▶ _GIVEN INSTRUCTION_: Without the pictures, copy the entries below word for word.

▶ _RECORDS SUPPLIED_:
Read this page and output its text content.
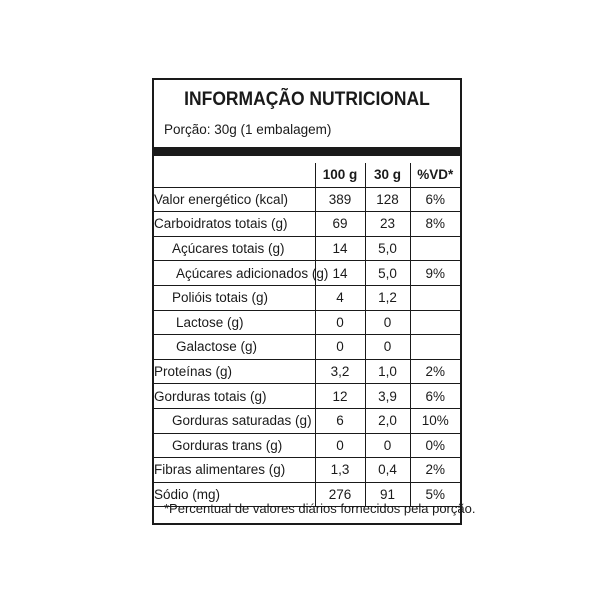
INFORMAÇÃO NUTRICIONAL
Porção: 30g (1 embalagem)
	100 g	30 g	%VD*
Valor energético (kcal)	389	128	6%
Carboidratos totais (g)	69	23	8%
Açúcares totais (g)	14	5,0	
Açúcares adicionados (g)	14	5,0	9%
Polióis totais (g)	4	1,2	
Lactose (g)	0	0	
Galactose (g)	0	0	
Proteínas (g)	3,2	1,0	2%
Gorduras totais (g)	12	3,9	6%
Gorduras saturadas (g)	6	2,0	10%
Gorduras trans (g)	0	0	0%
Fibras alimentares (g)	1,3	0,4	2%
Sódio (mg)	276	91	5%
*Percentual de valores diários fornecidos pela porção.
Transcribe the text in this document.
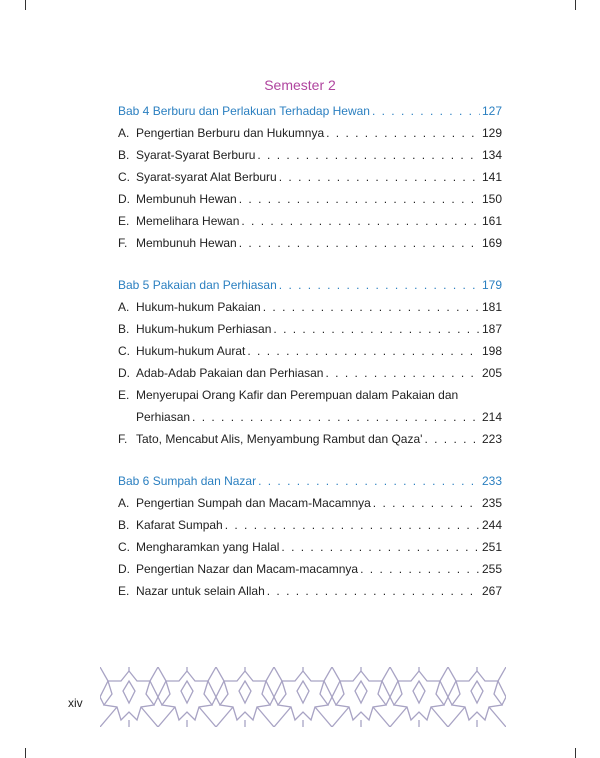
Semester 2
Bab 4 Berburu dan Perlakuan Terhadap Hewan . . .	127
A. Pengertian Berburu dan Hukumnya . . .	129
B. Syarat-Syarat Berburu . . .	134
C. Syarat-syarat Alat Berburu . . .	141
D. Membunuh Hewan . . .	150
E. Memelihara Hewan . . .	161
F. Membunuh Hewan . . .	169
Bab 5 Pakaian dan Perhiasan . . .	179
A. Hukum-hukum Pakaian . . .	181
B. Hukum-hukum Perhiasan . . .	187
C. Hukum-hukum Aurat . . .	198
D. Adab-Adab Pakaian dan Perhiasan . . .	205
E. Menyerupai Orang Kafir dan Perempuan dalam Pakaian dan
Perhiasan . . .	214
F. Tato, Mencabut Alis, Menyambung Rambut dan Qaza' . . .	223
Bab 6 Sumpah dan Nazar . . .	233
A. Pengertian Sumpah dan Macam-Macamnya . . .	235
B. Kafarat Sumpah . . .	244
C. Mengharamkan yang Halal . . .	251
D. Pengertian Nazar dan Macam-macamnya . . .	255
E. Nazar untuk selain Allah . . .	267
xiv
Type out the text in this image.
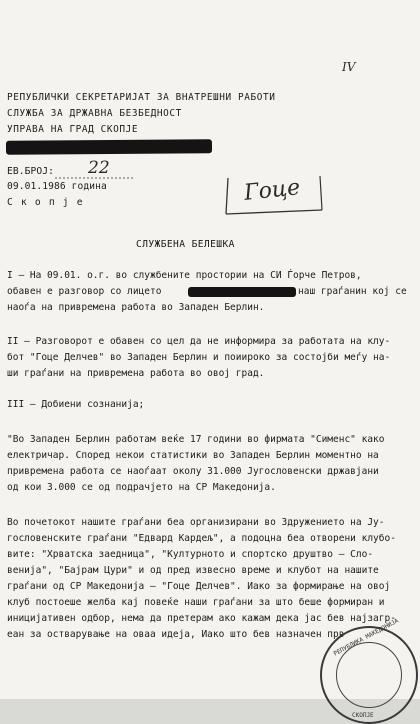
IV
РЕПУБЛИЧКИ СЕКРЕТАРИЈАТ ЗА ВНАТРЕШНИ РАБОТИ
СЛУЖБА ЗА ДРЖАВНА БЕЗБЕДНОСТ
УПРАВА НА ГРАД СКОПЈЕ
ЕВ.БРОЈ: 22
09.01.1986 година
С к о п ј е	Гоце
СЛУЖБЕНА БЕЛЕШКА
I – На 09.01. о.г. во службените простории на СИ Ѓорче Петров,
обавен е разговор со лицето	наш граѓанин кој се
наоѓа на привремена работа во Западен Берлин.
II – Разговорот е обавен со цел да не информира за работата на клу-
бот "Гоце Делчев" во Западен Берлин и поиироко за состојби меѓу на-
ши граѓани на привремена работа во овој град.
III – Добиени сознанија;
"Во Западен Берлин работам веќе 17 години во фирмата "Сименс" како
електричар. Според некои статистики во Западен Берлин моментно на
привремена работа се наоѓаат околу 31.000 Југословенски државјани
од кои 3.000 се од подрачјето на СР Македонија.
Во почетокот нашите граѓани беа организирани во Здружението на Ју-
гословенските граѓани "Едвард Кардељ", а подоцна беа отворени клубо-
вите: "Хрватска заедница", "Културното и спортско друштво – Сло-
венија", "Бајрам Цури" и од пред извесно време и клубот на нашите
граѓани од СР Македонија – "Гоце Делчев". Иако за формирање на овој
клуб постоеше желба кај повеќе наши граѓани за што беше формиран и
иницијативен одбор, нема да претерам ако кажам дека јас бев најзагр-
еан за остварување на оваа идеја, Иако што бев назначен прв
РЕПУБЛИКА МАКЕДОНИЈА
СКОПЈЕ
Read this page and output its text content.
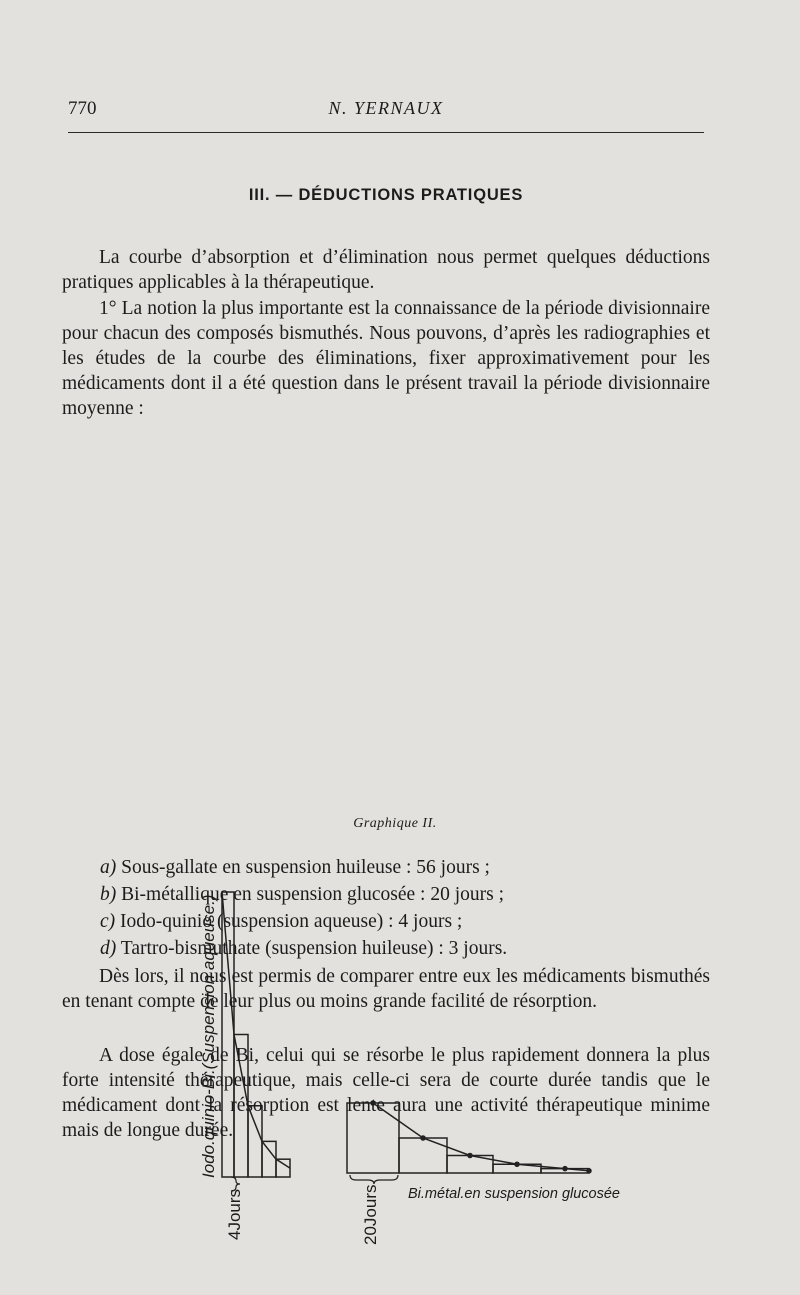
770	N. YERNAUX
III. — DÉDUCTIONS PRATIQUES

La courbe d’absorption et d’élimination nous permet quelques déductions pratiques applicables à la thérapeutique.

1° La notion la plus importante est la connaissance de la période divisionnaire pour chacun des composés bismuthés. Nous pouvons, d’après les radiographies et les études de la courbe des éliminations, fixer approximativement pour les médicaments dont il a été question dans le présent travail la période divisionnaire moyenne :

Iodo.quinio-Bi.(Suspension aqueuse.)
4Jours	20Jours Bi.métal.en suspension glucosée
Graphique II.
a) Sous-gallate en suspension huileuse : 56 jours ;
b) Bi-métallique en suspension glucosée : 20 jours ;
c) Iodo-quinio (suspension aqueuse) : 4 jours ;
d) Tartro-bismuthate (suspension huileuse) : 3 jours.

Dès lors, il nous est permis de comparer entre eux les médicaments bismuthés en tenant compte de leur plus ou moins grande facilité de résorption.

A dose égale de Bi, celui qui se résorbe le plus rapidement donnera la plus forte intensité thérapeutique, mais celle-ci sera de courte durée tandis que le médicament dont la résorption est lente aura une activité thérapeutique minime mais de longue durée.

▶ _RESULT OF THE TASK_:
Read this page and output its text content.
INFORMAÇÃO NUTRICIONAL
Porção: 30g (1 embalagem)
	100 g	30 g	%VD*
Valor energético (kcal)	389	128	6%
Carboidratos totais (g)	69	23	8%
Açúcares totais (g)	14	5,0	
Açúcares adicionados (g)	14	5,0	9%
Polióis totais (g)	4	1,2	
Lactose (g)	0	0	
Galactose (g)	0	0	
Proteínas (g)	3,2	1,0	2%
Gorduras totais (g)	12	3,9	6%
Gorduras saturadas (g)	6	2,0	10%
Gorduras trans (g)	0	0	0%
Fibras alimentares (g)	1,3	0,4	2%
Sódio (mg)	276	91	5%
*Percentual de valores diários fornecidos pela porção.
Transcribe the text in this document.
Semester 2
Bab 4 Berburu dan Perlakuan Terhadap Hewan . . .	127
A. Pengertian Berburu dan Hukumnya . . .	129
B. Syarat-Syarat Berburu . . .	134
C. Syarat-syarat Alat Berburu . . .	141
D. Membunuh Hewan . . .	150
E. Memelihara Hewan . . .	161
F. Membunuh Hewan . . .	169
Bab 5 Pakaian dan Perhiasan . . .	179
A. Hukum-hukum Pakaian . . .	181
B. Hukum-hukum Perhiasan . . .	187
C. Hukum-hukum Aurat . . .	198
D. Adab-Adab Pakaian dan Perhiasan . . .	205
E. Menyerupai Orang Kafir dan Perempuan dalam Pakaian dan
Perhiasan . . .	214
F. Tato, Mencabut Alis, Menyambung Rambut dan Qaza' . . .	223
Bab 6 Sumpah dan Nazar . . .	233
A. Pengertian Sumpah dan Macam-Macamnya . . .	235
B. Kafarat Sumpah . . .	244
C. Mengharamkan yang Halal . . .	251
D. Pengertian Nazar dan Macam-macamnya . . .	255
E. Nazar untuk selain Allah . . .	267
xiv
Type out the text in this image.
IV
РЕПУБЛИЧКИ СЕКРЕТАРИЈАТ ЗА ВНАТРЕШНИ РАБОТИ
СЛУЖБА ЗА ДРЖАВНА БЕЗБЕДНОСТ
УПРАВА НА ГРАД СКОПЈЕ
ЕВ.БРОЈ: 22
09.01.1986 година
С к о п ј е	Гоце
СЛУЖБЕНА БЕЛЕШКА
I – На 09.01. о.г. во службените простории на СИ Ѓорче Петров,
обавен е разговор со лицето	наш граѓанин кој се
наоѓа на привремена работа во Западен Берлин.
II – Разговорот е обавен со цел да не информира за работата на клу-
бот "Гоце Делчев" во Западен Берлин и поиироко за состојби меѓу на-
ши граѓани на привремена работа во овој град.
III – Добиени сознанија;
"Во Западен Берлин работам веќе 17 години во фирмата "Сименс" како
електричар. Според некои статистики во Западен Берлин моментно на
привремена работа се наоѓаат околу 31.000 Југословенски државјани
од кои 3.000 се од подрачјето на СР Македонија.
Во почетокот нашите граѓани беа организирани во Здружението на Ју-
гословенските граѓани "Едвард Кардељ", а подоцна беа отворени клубо-
вите: "Хрватска заедница", "Културното и спортско друштво – Сло-
венија", "Бајрам Цури" и од пред извесно време и клубот на нашите
граѓани од СР Македонија – "Гоце Делчев". Иако за формирање на овој
клуб постоеше желба кај повеќе наши граѓани за што беше формиран и
иницијативен одбор, нема да претерам ако кажам дека јас бев најзагр-
еан за остварување на оваа идеја, Иако што бев назначен прв
РЕПУБЛИКА МАКЕДОНИЈА
СКОПЈЕ
Read this page and output its text content.
770	N. YERNAUX
III. — DÉDUCTIONS PRATIQUES

La courbe d’absorption et d’élimination nous permet quelques déductions pratiques applicables à la thérapeutique.

1° La notion la plus importante est la connaissance de la période divisionnaire pour chacun des composés bismuthés. Nous pouvons, d’après les radiographies et les études de la courbe des éliminations, fixer approximativement pour les médicaments dont il a été question dans le présent travail la période divisionnaire moyenne :

Iodo.quinio-Bi.(Suspension aqueuse.)
4Jours	20Jours Bi.métal.en suspension glucosée
Graphique II.
a) Sous-gallate en suspension huileuse : 56 jours ;
b) Bi-métallique en suspension glucosée : 20 jours ;
c) Iodo-quinio (suspension aqueuse) : 4 jours ;
d) Tartro-bismuthate (suspension huileuse) : 3 jours.

Dès lors, il nous est permis de comparer entre eux les médicaments bismuthés en tenant compte de leur plus ou moins grande facilité de résorption.

A dose égale de Bi, celui qui se résorbe le plus rapidement donnera la plus forte intensité thérapeutique, mais celle-ci sera de courte durée tandis que le médicament dont la résorption est lente aura une activité thérapeutique minime mais de longue durée.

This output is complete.